* start *
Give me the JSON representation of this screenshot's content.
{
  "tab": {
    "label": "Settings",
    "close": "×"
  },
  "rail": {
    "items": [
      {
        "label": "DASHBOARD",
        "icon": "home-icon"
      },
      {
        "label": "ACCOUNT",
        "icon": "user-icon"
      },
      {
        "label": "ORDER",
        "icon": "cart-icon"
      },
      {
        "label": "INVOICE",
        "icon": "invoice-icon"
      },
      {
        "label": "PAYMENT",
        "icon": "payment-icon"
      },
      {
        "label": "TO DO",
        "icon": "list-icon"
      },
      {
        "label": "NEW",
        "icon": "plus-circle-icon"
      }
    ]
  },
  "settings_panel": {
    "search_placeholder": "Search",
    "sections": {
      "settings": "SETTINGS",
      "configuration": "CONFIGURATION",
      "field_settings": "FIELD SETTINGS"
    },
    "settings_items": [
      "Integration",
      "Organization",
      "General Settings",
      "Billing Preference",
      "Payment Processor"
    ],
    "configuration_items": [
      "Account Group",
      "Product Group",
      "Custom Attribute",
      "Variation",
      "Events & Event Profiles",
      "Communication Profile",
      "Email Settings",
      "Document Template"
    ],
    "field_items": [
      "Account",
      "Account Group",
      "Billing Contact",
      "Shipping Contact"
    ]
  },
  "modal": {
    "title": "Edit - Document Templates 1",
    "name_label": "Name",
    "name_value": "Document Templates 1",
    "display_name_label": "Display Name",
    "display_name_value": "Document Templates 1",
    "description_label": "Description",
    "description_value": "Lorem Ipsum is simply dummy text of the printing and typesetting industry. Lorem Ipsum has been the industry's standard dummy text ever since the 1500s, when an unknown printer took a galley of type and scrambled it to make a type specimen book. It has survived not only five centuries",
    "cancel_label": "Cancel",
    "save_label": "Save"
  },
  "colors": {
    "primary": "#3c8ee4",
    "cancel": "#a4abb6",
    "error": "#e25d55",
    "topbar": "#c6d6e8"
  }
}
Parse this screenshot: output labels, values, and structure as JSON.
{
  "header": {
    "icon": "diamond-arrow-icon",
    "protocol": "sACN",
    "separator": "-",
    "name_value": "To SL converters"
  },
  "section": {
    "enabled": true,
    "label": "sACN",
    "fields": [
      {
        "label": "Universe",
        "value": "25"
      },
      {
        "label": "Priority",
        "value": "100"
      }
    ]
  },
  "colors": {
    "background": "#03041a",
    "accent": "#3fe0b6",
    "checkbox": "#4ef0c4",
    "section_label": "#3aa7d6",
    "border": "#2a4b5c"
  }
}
* end *
WHAT IS EXPECTED:
Print nothing but the lines from the line with "Parse this screenshot: output" to the last line of the records above. Both of those lines count.

ANSWER BELOW:
Parse this screenshot: output labels, values, and structure as JSON.
{
  "header": {
    "icon": "diamond-arrow-icon",
    "protocol": "sACN",
    "separator": "-",
    "name_value": "To SL converters"
  },
  "section": {
    "enabled": true,
    "label": "sACN",
    "fields": [
      {
        "label": "Universe",
        "value": "25"
      },
      {
        "label": "Priority",
        "value": "100"
      }
    ]
  },
  "colors": {
    "background": "#03041a",
    "accent": "#3fe0b6",
    "checkbox": "#4ef0c4",
    "section_label": "#3aa7d6",
    "border": "#2a4b5c"
  }
}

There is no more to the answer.